## [TAREFA BREVE]
Escreva a continuação do texto sobre política e jornalismo, começando logo após a última frase apresentada.

## [EXCERTO DA FONTE]
--*--
Acontece outros poréns. Em política, como na vida, e acrescente lá: como no jornalismo, não há independência, nem imparcialidade e muito menos, Deus nos livre!, objectividade. Os ideólogos destas patranhas nunca leram Hemingway, desconhecem Harrison Salisbury e ignoram os grandes nomes da Imprensa portuguesa, que edificaram, com honra e grandeza, o armorial do ofício. Esses que tais são, habitualmente, jornalistas de terceira ordem, que não sabem executar o seu trabalho e, por isso, dedicam-se ao ensino.

Os que deram cabo da política são parentes próximos dos que atiraram o jornalismo para as ruas da amargura. As coisas têm uma relação de muita proximidade entre si, até na promiscuidade que as envolve. A política era mais nobre? O jornalismo era melhor? Havia, isso sim, a tentativa, por vezes desesperada, de os seus melhores profissionais inverterem a tendência para o desmazelo e para a cumplicidade.
--*--
## [DADOS]

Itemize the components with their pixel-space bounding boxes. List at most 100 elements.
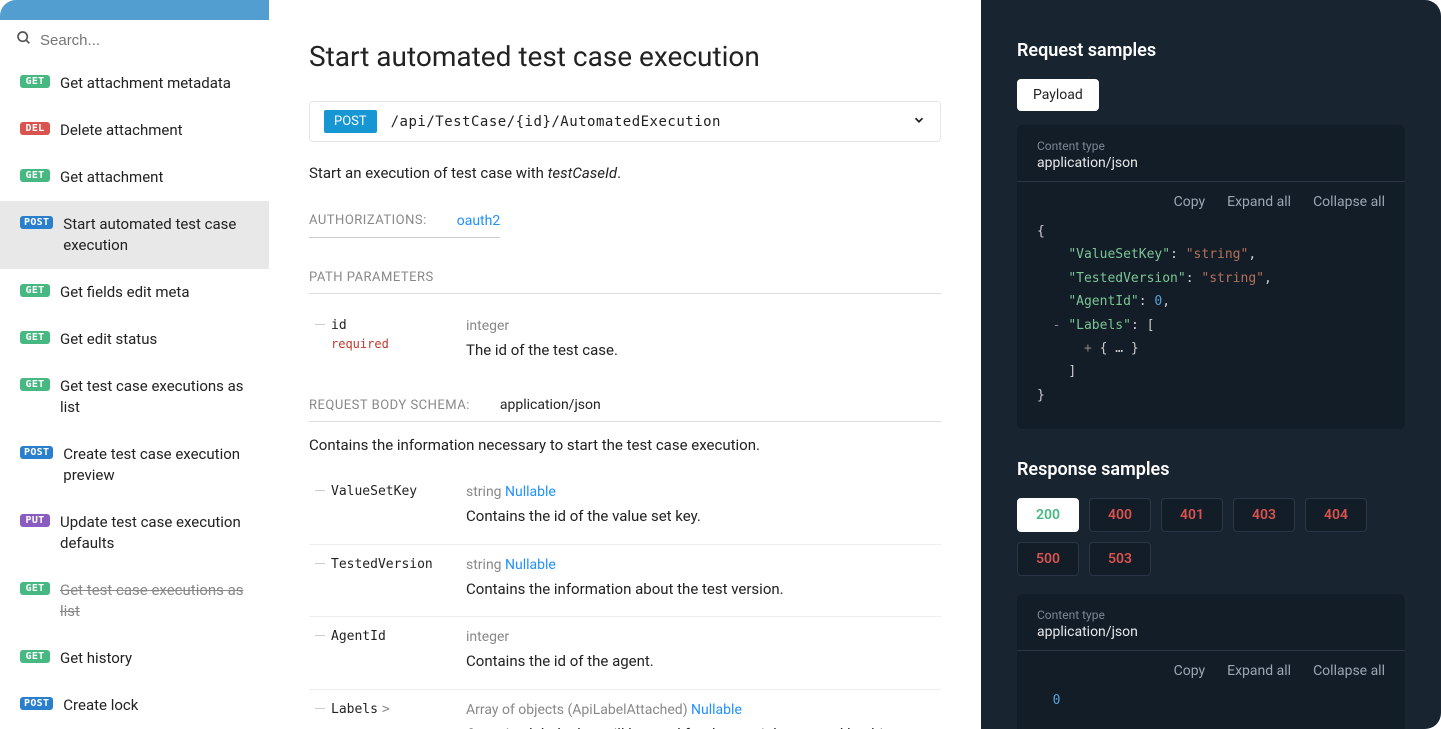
sidebar-item-label: Get attachment [60, 167, 163, 188]
response-code-500[interactable]: 500 [1017, 542, 1079, 576]
page-title: Start automated test case execution [309, 40, 941, 73]
endpoint-method-badge: POST [324, 110, 377, 133]
endpoint-path: /api/TestCase/{id}/AutomatedExecution [391, 114, 912, 130]
method-badge: POST [20, 446, 53, 459]
response-code-403[interactable]: 403 [1233, 498, 1295, 532]
response-codes: 200 400 401 403 404 500 503 [1017, 498, 1405, 576]
param-type: string Nullable [466, 555, 941, 576]
sidebar-item-6[interactable]: GET Get test case executions as list [0, 363, 269, 431]
param-row: AgentId integer Contains the id of the ag… [309, 617, 941, 690]
method-badge: GET [20, 169, 50, 182]
param-name: id [331, 318, 347, 333]
method-badge: PUT [20, 514, 50, 527]
sidebar-item-8[interactable]: PUT Update test case execution defaults [0, 499, 269, 567]
response-code-200[interactable]: 200 [1017, 498, 1079, 532]
search-input[interactable] [40, 32, 253, 49]
param-desc-col: string NullableContains the id of the va… [466, 482, 941, 528]
sidebar: GETGet attachment metadataDELDelete atta… [0, 0, 269, 729]
payload-tab[interactable]: Payload [1017, 79, 1099, 111]
param-type: integer [466, 316, 941, 337]
collapse-all-button[interactable]: Collapse all [1313, 194, 1385, 210]
param-name-col: TestedVersion [331, 555, 446, 601]
copy-button[interactable]: Copy [1174, 194, 1206, 210]
search-box[interactable] [0, 20, 269, 60]
param-name: TestedVersion [331, 557, 433, 572]
param-type: string Nullable [466, 482, 941, 503]
sidebar-item-label: Update test case execution defaults [60, 512, 249, 554]
sidebar-item-label: Get test case executions as list [60, 376, 249, 418]
param-desc-col: integer The id of the test case. [466, 316, 941, 362]
sidebar-item-7[interactable]: POST Create test case execution preview [0, 431, 269, 499]
sidebar-item-5[interactable]: GET Get edit status [0, 316, 269, 363]
param-name-col: AgentId [331, 627, 446, 673]
param-name: ValueSetKey [331, 484, 417, 499]
sidebar-item-9[interactable]: GET Get test case executions as list [0, 567, 269, 635]
param-row: ValueSetKey string NullableContains the i… [309, 472, 941, 545]
param-required: required [331, 335, 446, 353]
response-code-block: Content type application/json Copy Expan… [1017, 594, 1405, 729]
sidebar-item-2[interactable]: GET Get attachment [0, 154, 269, 201]
sidebar-item-3[interactable]: POST Start automated test case execution [0, 201, 269, 269]
request-body-schema-label: REQUEST BODY SCHEMA: application/json [309, 397, 941, 422]
search-icon [16, 30, 32, 50]
path-parameters-list: id required integer The id of the test cas… [309, 306, 941, 378]
response-samples-heading: Response samples [1017, 459, 1405, 480]
response-code-404[interactable]: 404 [1305, 498, 1367, 532]
copy-button-2[interactable]: Copy [1174, 663, 1206, 679]
sidebar-item-label: Get edit status [60, 329, 157, 350]
expand-icon[interactable]: > [382, 702, 390, 717]
request-samples-heading: Request samples [1017, 40, 1405, 61]
sidebar-item-label: Create lock [63, 695, 138, 716]
expand-all-button[interactable]: Expand all [1227, 194, 1291, 210]
param-name-col: ValueSetKey [331, 482, 446, 528]
method-badge: DEL [20, 122, 50, 135]
sidebar-item-label: Get test case executions as list [60, 580, 249, 622]
sidebar-item-10[interactable]: GETGet history [0, 635, 269, 682]
response-code-actions: Copy Expand all Collapse all [1017, 651, 1405, 685]
param-name: Labels [331, 702, 378, 717]
response-code-body: 0 [1017, 685, 1405, 720]
expand-all-button-2[interactable]: Expand all [1227, 663, 1291, 679]
authorizations-label: AUTHORIZATIONS: oauth2 [309, 213, 500, 238]
sidebar-item-label: Create test case execution preview [63, 444, 249, 486]
method-badge: POST [20, 697, 53, 710]
chevron-down-icon[interactable] [912, 111, 926, 132]
sidebar-item-label: Start automated test case execution [63, 214, 249, 256]
app-root: GETGet attachment metadataDELDelete atta… [0, 0, 1441, 729]
body-parameters-list: ValueSetKeystring NullableContains the i… [309, 472, 941, 729]
sidebar-item-label: Get attachment metadata [60, 73, 231, 94]
endpoint-description: Start an execution of test case with tes… [309, 164, 941, 182]
sidebar-items: GETGet attachment metadataDELDelete atta… [0, 60, 269, 729]
code-header: Content type application/json [1017, 125, 1405, 182]
sidebar-item-0[interactable]: GETGet attachment metadata [0, 60, 269, 107]
sidebar-item-11[interactable]: POST Create lock [0, 682, 269, 729]
request-code-block: Content type application/json Copy Expan… [1017, 125, 1405, 429]
method-badge: GET [20, 378, 50, 391]
method-badge: GET [20, 284, 50, 297]
param-desc-col: string NullableContains the information … [466, 555, 941, 601]
method-badge: GET [20, 331, 50, 344]
response-code-400[interactable]: 400 [1089, 498, 1151, 532]
param-row: Labels>Array of objects (ApiLabelAttache… [309, 690, 941, 729]
response-code-503[interactable]: 503 [1089, 542, 1151, 576]
sidebar-header [0, 0, 269, 20]
param-desc: Contains the id of the agent. [466, 650, 941, 673]
endpoint-row[interactable]: POST /api/TestCase/{id}/AutomatedExecuti… [309, 101, 941, 142]
param-desc: Contains the information about the test … [466, 578, 941, 601]
sidebar-item-label: Get fields edit meta [60, 282, 190, 303]
sidebar-item-1[interactable]: DELDelete attachment [0, 107, 269, 154]
collapse-all-button-2[interactable]: Collapse all [1313, 663, 1385, 679]
param-row: id required integer The id of the test cas… [309, 306, 941, 378]
param-name-col: Labels > [331, 700, 446, 729]
param-type: integer [466, 627, 941, 648]
sidebar-item-4[interactable]: GET Get fields edit meta [0, 269, 269, 316]
path-parameters-label: PATH PARAMETERS [309, 270, 941, 294]
param-desc-col: integer Contains the id of the agent. [466, 627, 941, 673]
code-actions: Copy Expand all Collapse all [1017, 182, 1405, 216]
auth-scheme[interactable]: oauth2 [457, 213, 500, 229]
method-badge: POST [20, 216, 53, 229]
sidebar-item-label: Get history [60, 648, 132, 669]
response-code-401[interactable]: 401 [1161, 498, 1223, 532]
content-type-label-2: Content type [1037, 608, 1385, 622]
method-badge: GET [20, 582, 50, 595]
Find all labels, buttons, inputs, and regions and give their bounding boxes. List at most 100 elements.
--*--
## [RESPOSTA DA TAREFA]
Não tenho dúvida das boas intenções do ministro Poiares Maduro. O pior é o resto. E creio que, lamentavelmente, esta ideia vai seguir a mesma dos "briefings". Há problemas e questões muito mais importantes a requerer a atenção dele e da sua juventude. Deixe-se de peripécias menores, como a de seguir na peugada dos "seniores" do Governo no espancar o PS e o pobre do Seguro. Eles vão, mesmo, para o Governo, talvez mais cedo do que os próprios pretendem. É uma inevitabilidade histórica, decorrente do sistema criado e que nunca amachucara, nem ao de leve, as duzentas famílias que nos mandam, através políticos por elas mantidos e estimulados. Poiares, penso, não foge à regra: é um produto desta total insanidade em que vivemos.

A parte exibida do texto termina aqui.